SUPPLIED INFORMATION »
******
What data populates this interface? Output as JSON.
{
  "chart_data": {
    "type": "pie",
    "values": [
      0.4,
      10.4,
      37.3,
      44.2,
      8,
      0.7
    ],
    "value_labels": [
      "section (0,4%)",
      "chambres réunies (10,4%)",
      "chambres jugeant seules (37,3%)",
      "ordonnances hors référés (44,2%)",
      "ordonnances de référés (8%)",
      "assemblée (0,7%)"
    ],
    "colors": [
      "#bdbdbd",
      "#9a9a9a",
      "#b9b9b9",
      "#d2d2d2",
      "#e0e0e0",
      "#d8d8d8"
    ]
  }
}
******
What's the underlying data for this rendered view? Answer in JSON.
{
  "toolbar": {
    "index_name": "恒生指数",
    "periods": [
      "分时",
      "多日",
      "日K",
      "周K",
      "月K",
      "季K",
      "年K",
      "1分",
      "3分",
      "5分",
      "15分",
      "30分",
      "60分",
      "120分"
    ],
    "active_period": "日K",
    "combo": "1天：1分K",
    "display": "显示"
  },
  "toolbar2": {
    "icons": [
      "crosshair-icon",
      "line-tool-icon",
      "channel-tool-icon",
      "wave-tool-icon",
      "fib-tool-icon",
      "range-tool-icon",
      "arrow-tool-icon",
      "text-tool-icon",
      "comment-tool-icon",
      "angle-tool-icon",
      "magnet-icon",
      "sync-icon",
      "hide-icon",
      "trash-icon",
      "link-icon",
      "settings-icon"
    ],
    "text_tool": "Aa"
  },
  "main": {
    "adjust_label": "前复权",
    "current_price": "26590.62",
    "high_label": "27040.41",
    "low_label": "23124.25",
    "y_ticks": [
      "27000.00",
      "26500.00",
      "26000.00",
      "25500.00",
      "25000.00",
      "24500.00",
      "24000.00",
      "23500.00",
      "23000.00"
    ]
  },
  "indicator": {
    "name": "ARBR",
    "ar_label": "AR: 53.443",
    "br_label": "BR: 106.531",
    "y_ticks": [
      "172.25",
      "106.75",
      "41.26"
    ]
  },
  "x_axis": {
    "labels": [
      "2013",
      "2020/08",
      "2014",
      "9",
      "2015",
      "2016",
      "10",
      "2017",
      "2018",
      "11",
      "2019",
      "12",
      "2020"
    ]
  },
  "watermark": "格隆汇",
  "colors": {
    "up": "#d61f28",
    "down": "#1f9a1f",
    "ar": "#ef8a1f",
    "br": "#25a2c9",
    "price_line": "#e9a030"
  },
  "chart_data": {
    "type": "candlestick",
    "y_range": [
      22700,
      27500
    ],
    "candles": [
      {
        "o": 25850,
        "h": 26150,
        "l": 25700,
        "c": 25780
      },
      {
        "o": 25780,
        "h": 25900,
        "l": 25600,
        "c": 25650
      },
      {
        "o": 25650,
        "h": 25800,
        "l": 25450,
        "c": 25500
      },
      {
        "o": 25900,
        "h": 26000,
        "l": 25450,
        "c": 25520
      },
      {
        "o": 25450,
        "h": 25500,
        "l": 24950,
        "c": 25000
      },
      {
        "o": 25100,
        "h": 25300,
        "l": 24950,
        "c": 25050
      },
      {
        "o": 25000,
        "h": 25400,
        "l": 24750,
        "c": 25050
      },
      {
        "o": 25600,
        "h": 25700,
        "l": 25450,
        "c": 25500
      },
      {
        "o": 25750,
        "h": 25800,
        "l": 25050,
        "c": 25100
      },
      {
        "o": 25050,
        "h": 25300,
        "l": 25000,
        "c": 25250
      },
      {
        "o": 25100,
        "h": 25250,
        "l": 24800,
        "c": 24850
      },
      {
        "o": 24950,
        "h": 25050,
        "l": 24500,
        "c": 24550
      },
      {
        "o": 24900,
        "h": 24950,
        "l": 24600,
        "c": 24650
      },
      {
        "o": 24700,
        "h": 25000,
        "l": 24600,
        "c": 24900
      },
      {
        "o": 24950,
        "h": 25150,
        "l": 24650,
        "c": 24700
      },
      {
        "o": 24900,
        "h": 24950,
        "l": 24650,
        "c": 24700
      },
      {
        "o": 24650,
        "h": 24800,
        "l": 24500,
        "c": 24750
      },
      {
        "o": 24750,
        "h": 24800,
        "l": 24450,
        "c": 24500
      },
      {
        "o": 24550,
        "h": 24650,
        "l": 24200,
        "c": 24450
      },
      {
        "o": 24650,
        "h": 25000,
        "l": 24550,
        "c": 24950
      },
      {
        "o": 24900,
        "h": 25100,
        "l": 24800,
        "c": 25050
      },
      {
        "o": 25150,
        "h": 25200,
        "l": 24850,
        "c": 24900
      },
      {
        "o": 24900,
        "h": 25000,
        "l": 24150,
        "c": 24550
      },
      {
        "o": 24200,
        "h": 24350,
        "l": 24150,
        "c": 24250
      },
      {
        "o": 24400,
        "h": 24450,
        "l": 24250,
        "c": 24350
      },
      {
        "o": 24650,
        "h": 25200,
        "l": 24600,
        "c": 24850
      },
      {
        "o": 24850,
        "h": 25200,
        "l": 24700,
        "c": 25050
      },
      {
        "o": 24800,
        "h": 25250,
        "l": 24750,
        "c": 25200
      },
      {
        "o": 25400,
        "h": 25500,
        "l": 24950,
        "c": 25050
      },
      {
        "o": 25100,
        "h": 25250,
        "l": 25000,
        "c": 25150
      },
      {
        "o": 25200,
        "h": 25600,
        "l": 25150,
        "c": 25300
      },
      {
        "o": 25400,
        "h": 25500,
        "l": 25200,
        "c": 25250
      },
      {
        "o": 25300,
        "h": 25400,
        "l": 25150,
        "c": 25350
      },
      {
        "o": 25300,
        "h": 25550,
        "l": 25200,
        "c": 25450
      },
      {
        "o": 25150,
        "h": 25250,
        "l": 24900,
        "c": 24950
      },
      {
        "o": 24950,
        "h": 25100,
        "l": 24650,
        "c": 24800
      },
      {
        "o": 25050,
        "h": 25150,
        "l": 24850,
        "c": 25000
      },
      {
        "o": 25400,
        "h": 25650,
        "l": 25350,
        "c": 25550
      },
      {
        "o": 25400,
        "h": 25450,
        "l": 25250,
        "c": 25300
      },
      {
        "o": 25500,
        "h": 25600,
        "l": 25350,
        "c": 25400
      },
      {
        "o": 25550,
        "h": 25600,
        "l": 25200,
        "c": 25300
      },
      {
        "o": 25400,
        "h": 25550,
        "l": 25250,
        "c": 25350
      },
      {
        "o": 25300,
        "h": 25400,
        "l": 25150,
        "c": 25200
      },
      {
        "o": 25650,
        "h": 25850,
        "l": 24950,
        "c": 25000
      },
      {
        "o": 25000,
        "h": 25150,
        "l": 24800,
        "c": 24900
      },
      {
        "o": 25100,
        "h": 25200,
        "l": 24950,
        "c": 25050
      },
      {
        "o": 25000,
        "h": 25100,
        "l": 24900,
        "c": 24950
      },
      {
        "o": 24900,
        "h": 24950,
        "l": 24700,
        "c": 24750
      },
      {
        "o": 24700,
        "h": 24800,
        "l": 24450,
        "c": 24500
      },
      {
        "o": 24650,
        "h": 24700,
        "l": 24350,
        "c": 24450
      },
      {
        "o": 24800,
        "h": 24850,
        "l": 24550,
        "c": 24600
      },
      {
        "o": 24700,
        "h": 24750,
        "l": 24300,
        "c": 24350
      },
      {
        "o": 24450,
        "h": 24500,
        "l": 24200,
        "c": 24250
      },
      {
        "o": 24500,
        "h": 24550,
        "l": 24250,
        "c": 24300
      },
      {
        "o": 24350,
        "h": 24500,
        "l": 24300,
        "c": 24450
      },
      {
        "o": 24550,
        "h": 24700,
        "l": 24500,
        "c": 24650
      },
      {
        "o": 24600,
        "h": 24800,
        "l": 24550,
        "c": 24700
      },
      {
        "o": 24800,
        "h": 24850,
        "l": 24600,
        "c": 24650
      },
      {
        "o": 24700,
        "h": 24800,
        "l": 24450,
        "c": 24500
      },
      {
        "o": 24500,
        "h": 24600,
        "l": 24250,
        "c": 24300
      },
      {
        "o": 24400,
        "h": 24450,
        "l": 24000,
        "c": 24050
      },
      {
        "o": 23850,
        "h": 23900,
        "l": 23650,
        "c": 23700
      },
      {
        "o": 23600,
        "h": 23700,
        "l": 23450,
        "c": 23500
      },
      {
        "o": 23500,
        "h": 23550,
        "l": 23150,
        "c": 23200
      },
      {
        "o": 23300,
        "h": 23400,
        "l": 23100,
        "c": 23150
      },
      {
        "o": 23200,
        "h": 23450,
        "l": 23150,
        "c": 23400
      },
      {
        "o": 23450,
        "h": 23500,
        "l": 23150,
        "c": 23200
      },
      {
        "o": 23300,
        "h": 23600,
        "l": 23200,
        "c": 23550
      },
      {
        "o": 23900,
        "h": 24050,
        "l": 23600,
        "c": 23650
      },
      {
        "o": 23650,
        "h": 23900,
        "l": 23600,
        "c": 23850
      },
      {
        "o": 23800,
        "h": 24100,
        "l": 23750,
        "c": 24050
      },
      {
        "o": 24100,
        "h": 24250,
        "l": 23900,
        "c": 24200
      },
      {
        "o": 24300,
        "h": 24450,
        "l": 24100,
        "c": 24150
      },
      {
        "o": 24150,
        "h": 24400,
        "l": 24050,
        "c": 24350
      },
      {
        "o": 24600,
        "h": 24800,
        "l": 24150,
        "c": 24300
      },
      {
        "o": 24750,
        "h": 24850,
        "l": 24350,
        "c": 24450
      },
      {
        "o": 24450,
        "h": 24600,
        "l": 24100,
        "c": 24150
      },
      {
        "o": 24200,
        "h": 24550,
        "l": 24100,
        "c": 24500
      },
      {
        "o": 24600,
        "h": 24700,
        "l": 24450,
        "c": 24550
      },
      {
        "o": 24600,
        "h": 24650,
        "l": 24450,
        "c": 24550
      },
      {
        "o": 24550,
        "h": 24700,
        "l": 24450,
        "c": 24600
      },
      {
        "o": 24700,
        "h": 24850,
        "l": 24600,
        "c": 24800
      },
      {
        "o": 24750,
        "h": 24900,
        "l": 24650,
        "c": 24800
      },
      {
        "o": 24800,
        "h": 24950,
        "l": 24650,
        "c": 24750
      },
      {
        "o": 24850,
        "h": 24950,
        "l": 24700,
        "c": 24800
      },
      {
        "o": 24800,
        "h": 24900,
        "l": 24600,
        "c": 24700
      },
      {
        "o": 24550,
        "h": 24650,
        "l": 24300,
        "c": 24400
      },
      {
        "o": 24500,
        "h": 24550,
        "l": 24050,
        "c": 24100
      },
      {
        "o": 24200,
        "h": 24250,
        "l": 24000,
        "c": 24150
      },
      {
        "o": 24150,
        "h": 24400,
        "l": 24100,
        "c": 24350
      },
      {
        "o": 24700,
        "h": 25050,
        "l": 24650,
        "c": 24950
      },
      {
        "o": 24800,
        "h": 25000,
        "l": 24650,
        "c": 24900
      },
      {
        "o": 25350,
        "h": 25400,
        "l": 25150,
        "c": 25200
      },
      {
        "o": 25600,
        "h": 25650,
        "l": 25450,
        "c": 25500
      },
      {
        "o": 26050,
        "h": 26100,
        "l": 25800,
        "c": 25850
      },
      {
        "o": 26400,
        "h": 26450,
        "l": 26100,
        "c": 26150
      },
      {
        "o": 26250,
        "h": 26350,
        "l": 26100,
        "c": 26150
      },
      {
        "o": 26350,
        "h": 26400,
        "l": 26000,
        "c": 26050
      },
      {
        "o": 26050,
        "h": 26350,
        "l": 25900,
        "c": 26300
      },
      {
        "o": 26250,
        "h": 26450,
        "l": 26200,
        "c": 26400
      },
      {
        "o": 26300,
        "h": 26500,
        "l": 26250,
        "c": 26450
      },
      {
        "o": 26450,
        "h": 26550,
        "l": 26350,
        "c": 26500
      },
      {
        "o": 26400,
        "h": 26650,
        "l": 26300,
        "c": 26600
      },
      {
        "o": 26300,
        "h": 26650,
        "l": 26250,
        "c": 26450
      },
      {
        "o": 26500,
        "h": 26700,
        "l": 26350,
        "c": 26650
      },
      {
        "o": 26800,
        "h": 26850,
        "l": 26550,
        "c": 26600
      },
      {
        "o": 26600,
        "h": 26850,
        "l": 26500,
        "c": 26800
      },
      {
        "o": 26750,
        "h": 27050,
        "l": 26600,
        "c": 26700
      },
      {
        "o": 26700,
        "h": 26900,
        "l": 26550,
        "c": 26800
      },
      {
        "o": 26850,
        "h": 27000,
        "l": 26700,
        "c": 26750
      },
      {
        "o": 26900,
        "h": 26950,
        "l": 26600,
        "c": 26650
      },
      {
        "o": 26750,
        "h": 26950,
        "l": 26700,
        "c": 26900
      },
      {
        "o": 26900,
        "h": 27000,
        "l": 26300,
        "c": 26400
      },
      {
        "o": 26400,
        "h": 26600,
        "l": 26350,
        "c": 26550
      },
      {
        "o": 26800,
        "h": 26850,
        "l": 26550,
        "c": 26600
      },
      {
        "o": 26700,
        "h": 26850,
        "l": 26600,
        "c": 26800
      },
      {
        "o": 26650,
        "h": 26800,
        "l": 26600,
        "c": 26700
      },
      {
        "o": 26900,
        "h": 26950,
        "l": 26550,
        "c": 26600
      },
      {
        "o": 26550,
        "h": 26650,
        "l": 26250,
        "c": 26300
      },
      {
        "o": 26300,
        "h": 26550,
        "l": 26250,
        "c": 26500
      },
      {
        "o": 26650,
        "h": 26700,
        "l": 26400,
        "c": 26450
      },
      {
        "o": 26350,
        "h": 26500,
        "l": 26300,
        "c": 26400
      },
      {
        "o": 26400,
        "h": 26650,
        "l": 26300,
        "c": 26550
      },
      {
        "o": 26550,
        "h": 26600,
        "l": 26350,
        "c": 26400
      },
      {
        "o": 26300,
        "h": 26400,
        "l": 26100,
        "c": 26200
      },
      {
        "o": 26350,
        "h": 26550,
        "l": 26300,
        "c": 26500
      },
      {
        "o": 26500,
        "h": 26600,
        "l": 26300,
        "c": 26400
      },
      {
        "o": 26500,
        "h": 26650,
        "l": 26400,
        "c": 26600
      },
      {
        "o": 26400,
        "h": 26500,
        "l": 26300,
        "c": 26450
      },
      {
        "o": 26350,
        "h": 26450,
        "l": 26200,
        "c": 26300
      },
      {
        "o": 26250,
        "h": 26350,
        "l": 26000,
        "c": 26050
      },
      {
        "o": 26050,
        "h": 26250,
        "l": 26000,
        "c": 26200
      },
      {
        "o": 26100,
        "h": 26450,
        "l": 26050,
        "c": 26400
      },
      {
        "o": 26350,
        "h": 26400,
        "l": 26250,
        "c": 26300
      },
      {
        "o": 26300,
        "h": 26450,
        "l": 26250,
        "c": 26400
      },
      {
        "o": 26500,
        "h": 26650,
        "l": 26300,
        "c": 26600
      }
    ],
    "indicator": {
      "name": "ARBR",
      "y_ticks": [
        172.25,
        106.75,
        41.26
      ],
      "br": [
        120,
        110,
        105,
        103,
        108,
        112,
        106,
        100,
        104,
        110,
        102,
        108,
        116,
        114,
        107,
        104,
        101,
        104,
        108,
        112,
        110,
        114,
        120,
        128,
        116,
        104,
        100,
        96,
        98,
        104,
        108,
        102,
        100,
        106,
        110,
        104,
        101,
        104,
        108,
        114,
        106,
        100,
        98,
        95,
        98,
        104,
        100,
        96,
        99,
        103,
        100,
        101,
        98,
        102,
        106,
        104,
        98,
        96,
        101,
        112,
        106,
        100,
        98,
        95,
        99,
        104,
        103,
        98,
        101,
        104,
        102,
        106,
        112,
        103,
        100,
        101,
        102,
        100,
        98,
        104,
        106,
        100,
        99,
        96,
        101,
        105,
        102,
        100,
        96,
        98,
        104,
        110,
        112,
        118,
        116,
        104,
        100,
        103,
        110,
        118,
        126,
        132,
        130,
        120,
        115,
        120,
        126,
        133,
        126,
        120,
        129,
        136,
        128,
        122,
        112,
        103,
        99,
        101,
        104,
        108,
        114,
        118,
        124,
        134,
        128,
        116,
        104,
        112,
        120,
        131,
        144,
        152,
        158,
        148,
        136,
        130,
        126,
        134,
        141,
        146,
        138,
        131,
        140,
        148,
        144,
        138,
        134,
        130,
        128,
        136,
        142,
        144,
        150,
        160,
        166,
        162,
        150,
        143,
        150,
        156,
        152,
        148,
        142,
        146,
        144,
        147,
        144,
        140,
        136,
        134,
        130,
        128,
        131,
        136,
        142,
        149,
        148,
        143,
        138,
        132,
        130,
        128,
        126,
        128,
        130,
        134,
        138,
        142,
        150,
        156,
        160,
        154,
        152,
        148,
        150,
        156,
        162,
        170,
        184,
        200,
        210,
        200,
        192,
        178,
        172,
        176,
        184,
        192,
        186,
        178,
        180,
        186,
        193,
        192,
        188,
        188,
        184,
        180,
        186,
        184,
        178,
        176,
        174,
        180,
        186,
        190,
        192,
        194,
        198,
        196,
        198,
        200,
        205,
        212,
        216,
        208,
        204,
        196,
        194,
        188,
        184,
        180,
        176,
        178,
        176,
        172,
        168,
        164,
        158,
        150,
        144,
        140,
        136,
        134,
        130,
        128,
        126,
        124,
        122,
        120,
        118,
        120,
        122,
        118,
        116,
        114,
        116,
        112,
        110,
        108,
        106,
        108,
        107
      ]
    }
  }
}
******
EXERCISE DETAILS » Pull out every line in the material above where "chambres" occurs.

EXERCISE OUTPUT »
      "chambres réunies (10,4%)",
      "chambres jugeant seules (37,3%)",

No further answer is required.